### SET TASK
Each line below should be retyped exactly, with no pictures.
↓
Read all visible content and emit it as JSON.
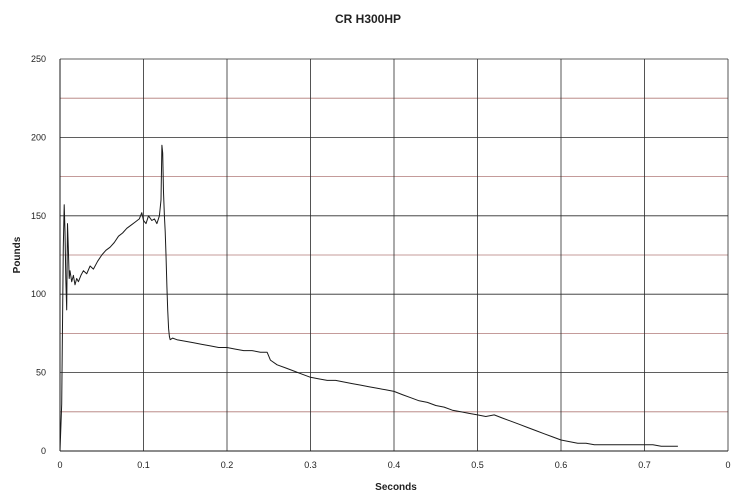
{
  "chart_data": {
    "type": "line",
    "title": "CR H300HP",
    "xlabel": "Seconds",
    "ylabel": "Pounds",
    "xlim": [
      0,
      0.8
    ],
    "ylim": [
      0,
      250
    ],
    "x_ticks": [
      "0",
      "0.1",
      "0.2",
      "0.3",
      "0.4",
      "0.5",
      "0.6",
      "0.7",
      "0"
    ],
    "y_ticks": [
      "0",
      "50",
      "100",
      "150",
      "200",
      "250"
    ],
    "grid": true,
    "legend": "none",
    "colors": {
      "line": "#1a1a1a",
      "grid_major": "#2a2a2a",
      "grid_minor": "#b07a78",
      "axis": "#1a1a1a"
    },
    "series": [
      {
        "x": [
          0.0,
          0.002,
          0.004,
          0.005,
          0.006,
          0.007,
          0.008,
          0.009,
          0.01,
          0.011,
          0.012,
          0.014,
          0.016,
          0.018,
          0.02,
          0.022,
          0.025,
          0.028,
          0.032,
          0.036,
          0.04,
          0.045,
          0.05,
          0.055,
          0.06,
          0.065,
          0.07,
          0.075,
          0.08,
          0.085,
          0.09,
          0.095,
          0.098,
          0.1,
          0.103,
          0.106,
          0.11,
          0.113,
          0.116,
          0.119,
          0.121,
          0.122,
          0.123,
          0.124,
          0.125,
          0.126,
          0.127,
          0.128,
          0.129,
          0.13,
          0.131,
          0.132,
          0.135,
          0.14,
          0.15,
          0.16,
          0.17,
          0.18,
          0.19,
          0.2,
          0.21,
          0.22,
          0.23,
          0.24,
          0.248,
          0.252,
          0.26,
          0.27,
          0.28,
          0.29,
          0.3,
          0.31,
          0.32,
          0.33,
          0.34,
          0.35,
          0.36,
          0.37,
          0.38,
          0.39,
          0.4,
          0.41,
          0.42,
          0.43,
          0.44,
          0.45,
          0.46,
          0.47,
          0.48,
          0.49,
          0.5,
          0.51,
          0.52,
          0.53,
          0.54,
          0.55,
          0.56,
          0.57,
          0.58,
          0.59,
          0.6,
          0.61,
          0.62,
          0.63,
          0.64,
          0.65,
          0.66,
          0.67,
          0.68,
          0.69,
          0.7,
          0.71,
          0.72,
          0.73,
          0.74
        ],
        "y": [
          0,
          30,
          130,
          157,
          140,
          110,
          90,
          145,
          130,
          110,
          115,
          108,
          112,
          106,
          110,
          108,
          112,
          115,
          113,
          118,
          116,
          121,
          125,
          128,
          130,
          133,
          137,
          139,
          142,
          144,
          146,
          148,
          152,
          147,
          145,
          150,
          147,
          148,
          145,
          150,
          160,
          195,
          190,
          165,
          150,
          140,
          125,
          105,
          90,
          78,
          73,
          71,
          72,
          71,
          70,
          69,
          68,
          67,
          66,
          66,
          65,
          64,
          64,
          63,
          63,
          58,
          55,
          53,
          51,
          49,
          47,
          46,
          45,
          45,
          44,
          43,
          42,
          41,
          40,
          39,
          38,
          36,
          34,
          32,
          31,
          29,
          28,
          26,
          25,
          24,
          23,
          22,
          23,
          21,
          19,
          17,
          15,
          13,
          11,
          9,
          7,
          6,
          5,
          5,
          4,
          4,
          4,
          4,
          4,
          4,
          4,
          4,
          3,
          3,
          3
        ]
      }
    ]
  }
}
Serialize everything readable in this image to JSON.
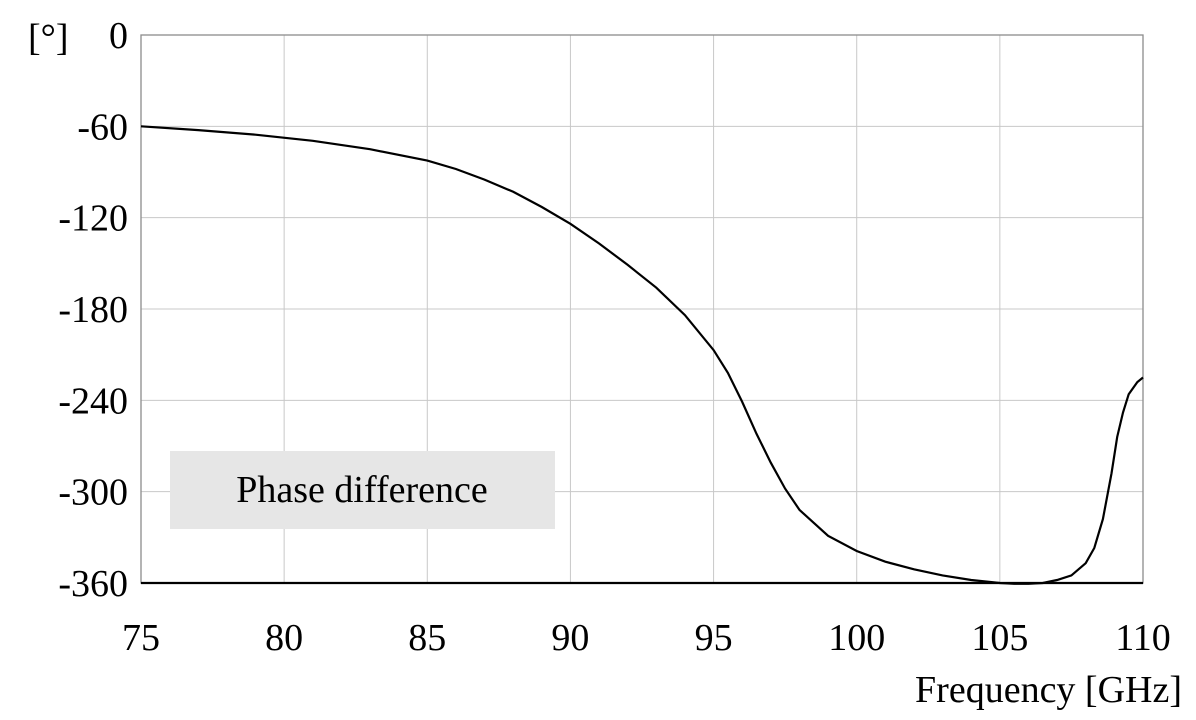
↑
### ANSWER TO THIS EXERCISE
Read all visible content and emit it as JSON.
{
  "chart_data": {
    "type": "line",
    "title": "CR H300HP",
    "xlabel": "Seconds",
    "ylabel": "Pounds",
    "xlim": [
      0,
      0.8
    ],
    "ylim": [
      0,
      250
    ],
    "x_ticks": [
      "0",
      "0.1",
      "0.2",
      "0.3",
      "0.4",
      "0.5",
      "0.6",
      "0.7",
      "0"
    ],
    "y_ticks": [
      "0",
      "50",
      "100",
      "150",
      "200",
      "250"
    ],
    "grid": true,
    "legend": "none",
    "colors": {
      "line": "#1a1a1a",
      "grid_major": "#2a2a2a",
      "grid_minor": "#b07a78",
      "axis": "#1a1a1a"
    },
    "series": [
      {
        "x": [
          0.0,
          0.002,
          0.004,
          0.005,
          0.006,
          0.007,
          0.008,
          0.009,
          0.01,
          0.011,
          0.012,
          0.014,
          0.016,
          0.018,
          0.02,
          0.022,
          0.025,
          0.028,
          0.032,
          0.036,
          0.04,
          0.045,
          0.05,
          0.055,
          0.06,
          0.065,
          0.07,
          0.075,
          0.08,
          0.085,
          0.09,
          0.095,
          0.098,
          0.1,
          0.103,
          0.106,
          0.11,
          0.113,
          0.116,
          0.119,
          0.121,
          0.122,
          0.123,
          0.124,
          0.125,
          0.126,
          0.127,
          0.128,
          0.129,
          0.13,
          0.131,
          0.132,
          0.135,
          0.14,
          0.15,
          0.16,
          0.17,
          0.18,
          0.19,
          0.2,
          0.21,
          0.22,
          0.23,
          0.24,
          0.248,
          0.252,
          0.26,
          0.27,
          0.28,
          0.29,
          0.3,
          0.31,
          0.32,
          0.33,
          0.34,
          0.35,
          0.36,
          0.37,
          0.38,
          0.39,
          0.4,
          0.41,
          0.42,
          0.43,
          0.44,
          0.45,
          0.46,
          0.47,
          0.48,
          0.49,
          0.5,
          0.51,
          0.52,
          0.53,
          0.54,
          0.55,
          0.56,
          0.57,
          0.58,
          0.59,
          0.6,
          0.61,
          0.62,
          0.63,
          0.64,
          0.65,
          0.66,
          0.67,
          0.68,
          0.69,
          0.7,
          0.71,
          0.72,
          0.73,
          0.74
        ],
        "y": [
          0,
          30,
          130,
          157,
          140,
          110,
          90,
          145,
          130,
          110,
          115,
          108,
          112,
          106,
          110,
          108,
          112,
          115,
          113,
          118,
          116,
          121,
          125,
          128,
          130,
          133,
          137,
          139,
          142,
          144,
          146,
          148,
          152,
          147,
          145,
          150,
          147,
          148,
          145,
          150,
          160,
          195,
          190,
          165,
          150,
          140,
          125,
          105,
          90,
          78,
          73,
          71,
          72,
          71,
          70,
          69,
          68,
          67,
          66,
          66,
          65,
          64,
          64,
          63,
          63,
          58,
          55,
          53,
          51,
          49,
          47,
          46,
          45,
          45,
          44,
          43,
          42,
          41,
          40,
          39,
          38,
          36,
          34,
          32,
          31,
          29,
          28,
          26,
          25,
          24,
          23,
          22,
          23,
          21,
          19,
          17,
          15,
          13,
          11,
          9,
          7,
          6,
          5,
          5,
          4,
          4,
          4,
          4,
          4,
          4,
          4,
          4,
          3,
          3,
          3
        ]
      }
    ]
  }
}
Serialize everything readable in this image to JSON.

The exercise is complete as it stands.